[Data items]
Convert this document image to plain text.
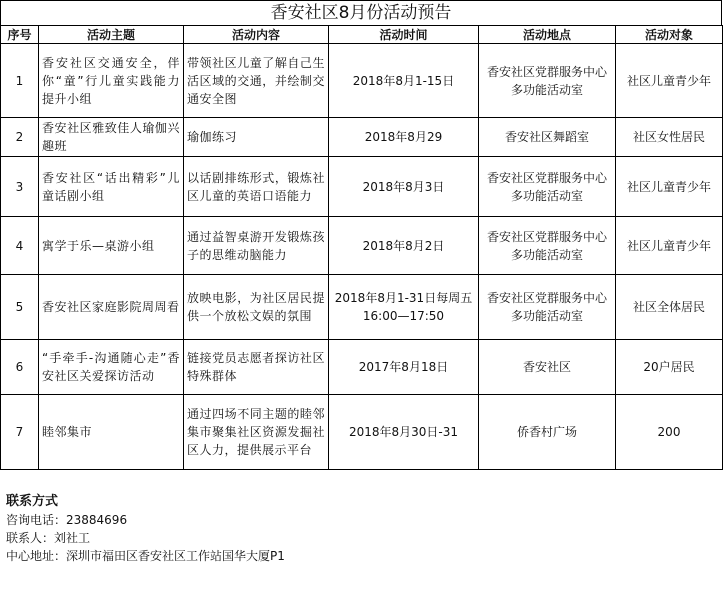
香安社区8月份活动预告
序号	活动主题	活动内容	活动时间	活动地点	活动对象
1	香安社区交通安全，伴你“童”行儿童实践能力提升小组	带领社区儿童了解自己生活区域的交通，并绘制交通安全图	2018年8月1-15日	香安社区党群服务中心多功能活动室	社区儿童青少年
2	香安社区雅致佳人瑜伽兴趣班	瑜伽练习	2018年8月29	香安社区舞蹈室	社区女性居民
3	香安社区“话出精彩”儿童话剧小组	以话剧排练形式，锻炼社区儿童的英语口语能力	2018年8月3日	香安社区党群服务中心多功能活动室	社区儿童青少年
4	寓学于乐—桌游小组	通过益智桌游开发锻炼孩子的思维动脑能力	2018年8月2日	香安社区党群服务中心多功能活动室	社区儿童青少年
5	香安社区家庭影院周周看	放映电影，为社区居民提供一个放松文娱的氛围	2018年8月1-31日每周五 16:00—17:50	香安社区党群服务中心多功能活动室	社区全体居民
6	“手牵手-沟通随心走”香安社区关爱探访活动	链接党员志愿者探访社区特殊群体	2017年8月18日	香安社区	20户居民
7	睦邻集市	通过四场不同主题的睦邻集市聚集社区资源发掘社区人力，提供展示平台	2018年8月30日-31	侨香村广场	200
联系方式
咨询电话：23884696
联系人：刘社工
中心地址：深圳市福田区香安社区工作站国华大厦P1
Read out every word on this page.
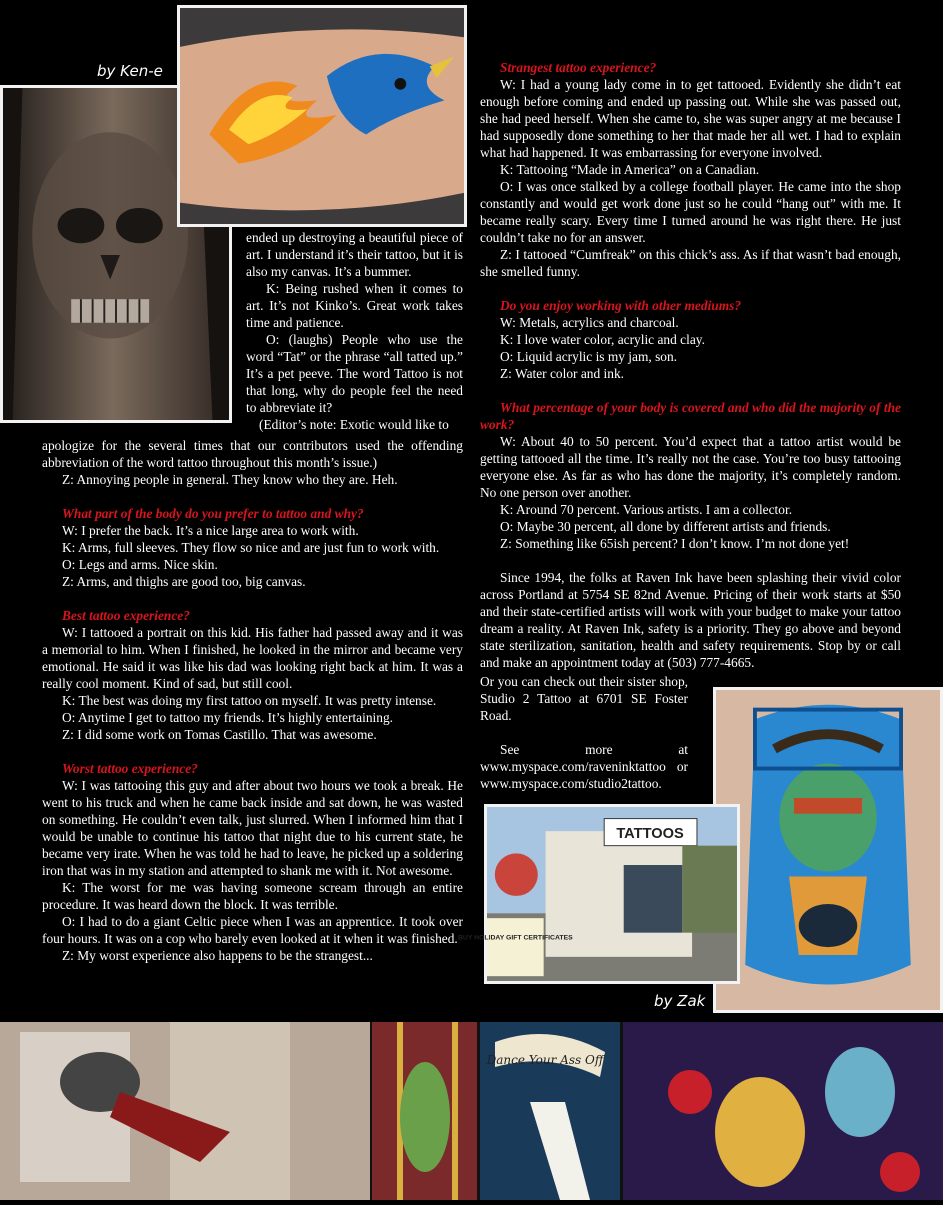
by Ken-e

ended up destroying a beautiful piece of art. I understand it’s their tattoo, but it is also my canvas. It’s a bummer.

K: Being rushed when it comes to art. It’s not Kinko’s. Great work takes time and patience.

O: (laughs) People who use the word “Tat” or the phrase “all tatted up.” It’s a pet peeve. The word Tattoo is not that long, why do people feel the need to abbreviate it?

(Editor’s note: Exotic would like to

apologize for the several times that our contributors used the offending abbreviation of the word tattoo throughout this month’s issue.)

Z: Annoying people in general. They know who they are. Heh.

What part of the body do you prefer to tattoo and why?

W: I prefer the back. It’s a nice large area to work with.

K: Arms, full sleeves. They flow so nice and are just fun to work with.

O: Legs and arms. Nice skin.

Z: Arms, and thighs are good too, big canvas.

Best tattoo experience?

W: I tattooed a portrait on this kid. His father had passed away and it was a memorial to him. When I finished, he looked in the mirror and became very emotional. He said it was like his dad was looking right back at him. It was a really cool moment. Kind of sad, but still cool.

K: The best was doing my first tattoo on myself. It was pretty intense.

O: Anytime I get to tattoo my friends. It’s highly entertaining.

Z: I did some work on Tomas Castillo. That was awesome.

Worst tattoo experience?

W: I was tattooing this guy and after about two hours we took a break. He went to his truck and when he came back inside and sat down, he was wasted on something. He couldn’t even talk, just slurred. When I informed him that I would be unable to continue his tattoo that night due to his current state, he became very irate. When he was told he had to leave, he picked up a soldering iron that was in my station and attempted to shank me with it. Not awesome.

K: The worst for me was having someone scream through an entire procedure. It was heard down the block. It was terrible.

O: I had to do a giant Celtic piece when I was an apprentice. It took over four hours. It was on a cop who barely even looked at it when it was finished.

Z: My worst experience also happens to be the strangest...

Strangest tattoo experience?

W: I had a young lady come in to get tattooed. Evidently she didn’t eat enough before coming and ended up passing out. While she was passed out, she had peed herself. When she came to, she was super angry at me because I had supposedly done something to her that made her all wet. I had to explain what had happened. It was embarrassing for everyone involved.

K: Tattooing “Made in America” on a Canadian.

O: I was once stalked by a college football player. He came into the shop constantly and would get work done just so he could “hang out” with me. It became really scary. Every time I turned around he was right there. He just couldn’t take no for an answer.

Z: I tattooed “Cumfreak” on this chick’s ass. As if that wasn’t bad enough, she smelled funny.

Do you enjoy working with other mediums?

W: Metals, acrylics and charcoal.

K: I love water color, acrylic and clay.

O: Liquid acrylic is my jam, son.

Z: Water color and ink.

What percentage of your body is covered and who did the majority of the work?

W: About 40 to 50 percent. You’d expect that a tattoo artist would be getting tattooed all the time. It’s really not the case. You’re too busy tattooing everyone else. As far as who has done the majority, it’s completely random. No one person over another.

K: Around 70 percent. Various artists. I am a collector.

O: Maybe 30 percent, all done by different artists and friends.

Z: Something like 65ish percent? I don’t know. I’m not done yet!

Since 1994, the folks at Raven Ink have been splashing their vivid color across Portland at 5754 SE 82nd Avenue. Pricing of their work starts at $50 and their state-certified artists will work with your budget to make your tattoo dream a reality. At Raven Ink, safety is a priority. They go above and beyond state sterilization, sanitation, health and safety requirements. Stop by or call and make an appointment today at (503) 777-4665.

Or you can check out their sister shop, Studio 2 Tattoo at 6701 SE Foster Road.

See more at www.myspace.com/raveninktattoo or www.myspace.com/studio2tattoo.

TATTOOS
BUY HOLIDAY GIFT CERTIFICATES
by Zak
Dance Your Ass Off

TASK REQUIREMENTS> Check each line of the entries above for the word "hours". List the ones that have it.

EXERCISE RESPONSE>
W: I was tattooing this guy and after about two hours we took a break. He went to his truck and when he came back inside and sat down, he was wasted on something. He couldn’t even talk, just slurred. When I informed him that I would be unable to continue his tattoo that night due to his current state, he became very irate. When he was told he had to leave, he picked up a soldering iron that was in my station and attempted to shank me with it. Not awesome.
O: I had to do a giant Celtic piece when I was an apprentice. It took over four hours. It was on a cop who barely even looked at it when it was finished.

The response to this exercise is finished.